**Exercise prompt**: Set down the full listing exactly, character for character.

-- START --

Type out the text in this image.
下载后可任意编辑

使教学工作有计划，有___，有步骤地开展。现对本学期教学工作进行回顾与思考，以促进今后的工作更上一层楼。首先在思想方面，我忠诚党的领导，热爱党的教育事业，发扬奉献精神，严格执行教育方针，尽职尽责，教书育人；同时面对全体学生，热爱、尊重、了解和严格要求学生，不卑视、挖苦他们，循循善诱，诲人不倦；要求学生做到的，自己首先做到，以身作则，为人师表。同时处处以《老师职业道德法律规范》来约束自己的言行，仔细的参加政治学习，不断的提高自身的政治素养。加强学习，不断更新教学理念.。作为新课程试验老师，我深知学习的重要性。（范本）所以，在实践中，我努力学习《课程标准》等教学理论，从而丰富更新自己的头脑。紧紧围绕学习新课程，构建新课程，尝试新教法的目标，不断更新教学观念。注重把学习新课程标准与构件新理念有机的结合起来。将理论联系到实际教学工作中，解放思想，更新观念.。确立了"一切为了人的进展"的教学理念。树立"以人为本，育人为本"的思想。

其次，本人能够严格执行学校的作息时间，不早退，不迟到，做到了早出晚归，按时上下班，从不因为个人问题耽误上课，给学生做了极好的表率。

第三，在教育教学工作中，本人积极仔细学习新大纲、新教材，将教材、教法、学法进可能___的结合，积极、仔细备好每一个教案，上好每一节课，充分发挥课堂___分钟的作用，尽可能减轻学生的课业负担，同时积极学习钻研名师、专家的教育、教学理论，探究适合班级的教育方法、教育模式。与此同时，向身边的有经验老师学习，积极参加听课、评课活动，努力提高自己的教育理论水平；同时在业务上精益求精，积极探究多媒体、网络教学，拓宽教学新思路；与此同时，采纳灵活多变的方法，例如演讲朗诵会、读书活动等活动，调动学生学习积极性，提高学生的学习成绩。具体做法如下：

-- END --

**Written response**:
Type out the text in this image.
下载后可任意编辑

使教学工作有计划，有___，有步骤地开展。现对本学期教学工作进行回顾与思考，以促进今后的工作更上一层楼。首先在思想方面，我忠诚党的领导，热爱党的教育事业，发扬奉献精神，严格执行教育方针，尽职尽责，教书育人；同时面对全体学生，热爱、尊重、了解和严格要求学生，不卑视、挖苦他们，循循善诱，诲人不倦；要求学生做到的，自己首先做到，以身作则，为人师表。同时处处以《老师职业道德法律规范》来约束自己的言行，仔细的参加政治学习，不断的提高自身的政治素养。加强学习，不断更新教学理念.。作为新课程试验老师，我深知学习的重要性。（范本）所以，在实践中，我努力学习《课程标准》等教学理论，从而丰富更新自己的头脑。紧紧围绕学习新课程，构建新课程，尝试新教法的目标，不断更新教学观念。注重把学习新课程标准与构件新理念有机的结合起来。将理论联系到实际教学工作中，解放思想，更新观念.。确立了"一切为了人的进展"的教学理念。树立"以人为本，育人为本"的思想。

其次，本人能够严格执行学校的作息时间，不早退，不迟到，做到了早出晚归，按时上下班，从不因为个人问题耽误上课，给学生做了极好的表率。

第三，在教育教学工作中，本人积极仔细学习新大纲、新教材，将教材、教法、学法进可能___的结合，积极、仔细备好每一个教案，上好每一节课，充分发挥课堂___分钟的作用，尽可能减轻学生的课业负担，同时积极学习钻研名师、专家的教育、教学理论，探究适合班级的教育方法、教育模式。与此同时，向身边的有经验老师学习，积极参加听课、评课活动，努力提高自己的教育理论水平；同时在业务上精益求精，积极探究多媒体、网络教学，拓宽教学新思路；与此同时，采纳灵活多变的方法，例如演讲朗诵会、读书活动等活动，调动学生学习积极性，提高学生的学习成绩。具体做法如下：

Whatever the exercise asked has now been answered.